## Start SOURCE MATERIAL
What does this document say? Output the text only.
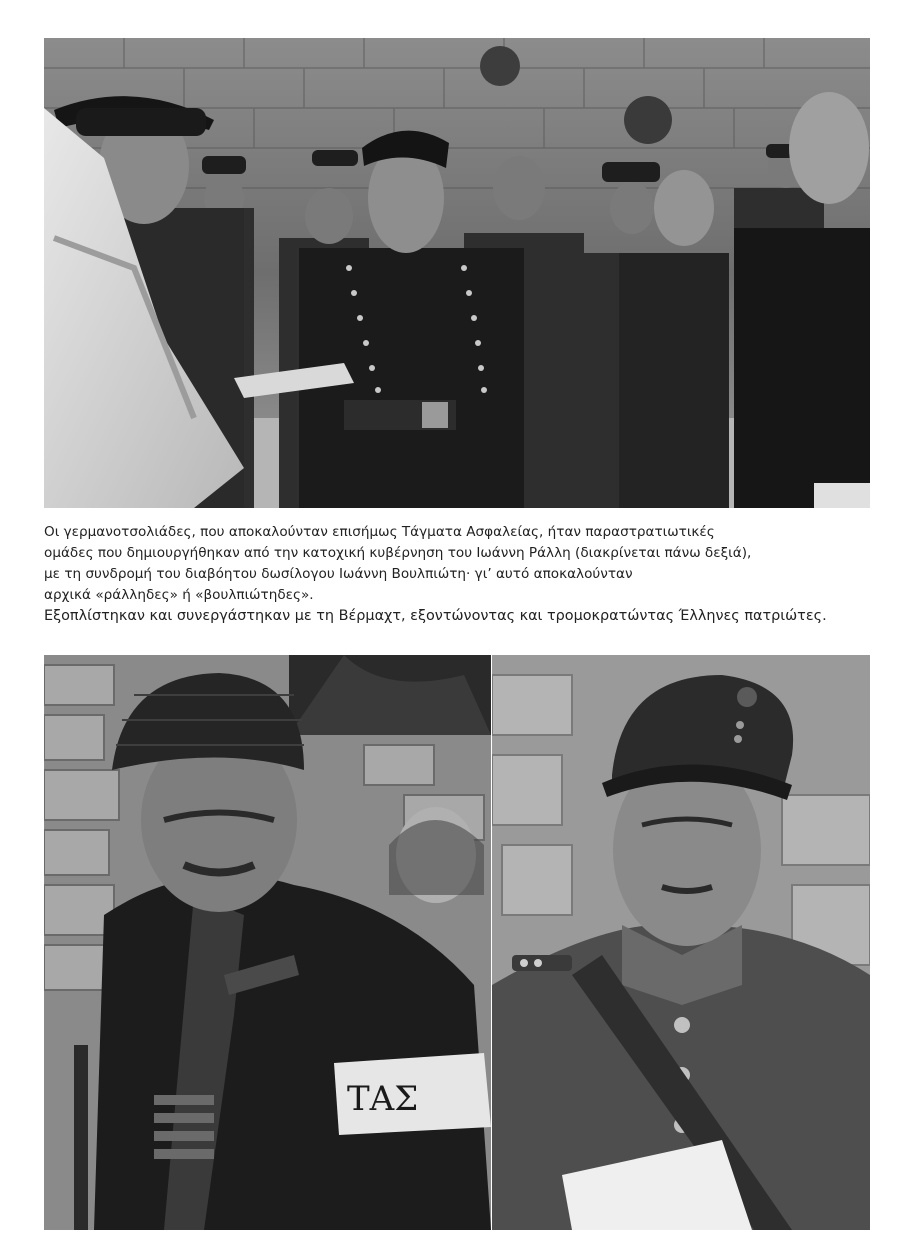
Οι γερμανοτσολιάδες, που αποκαλούνταν επισήμως Τάγματα Ασφαλείας, ήταν παραστρατιωτικές
ομάδες που δημιουργήθηκαν από την κατοχική κυβέρνηση του Ιωάννη Ράλλη (διακρίνεται πάνω δεξιά),
με τη συνδρομή του διαβόητου δωσίλογου Ιωάννη Βουλπιώτη· γι’ αυτό αποκαλούνταν
αρχικά «ράλληδες» ή «βουλπιώτηδες».
Εξοπλίστηκαν και συνεργάστηκαν με τη Βέρμαχτ, εξοντώνοντας και τρομοκρατώντας Έλληνες πατριώτες.
ΤΑΣ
## End SOURCE MATERIAL
• [WORK TO COMPLETE] Give every record back exactly as it reads, with no images.

• [WRITTEN ANSWER]
What does this document say? Output the text only.
Οι γερμανοτσολιάδες, που αποκαλούνταν επισήμως Τάγματα Ασφαλείας, ήταν παραστρατιωτικές
ομάδες που δημιουργήθηκαν από την κατοχική κυβέρνηση του Ιωάννη Ράλλη (διακρίνεται πάνω δεξιά),
με τη συνδρομή του διαβόητου δωσίλογου Ιωάννη Βουλπιώτη· γι’ αυτό αποκαλούνταν
αρχικά «ράλληδες» ή «βουλπιώτηδες».
Εξοπλίστηκαν και συνεργάστηκαν με τη Βέρμαχτ, εξοντώνοντας και τρομοκρατώντας Έλληνες πατριώτες.
ΤΑΣ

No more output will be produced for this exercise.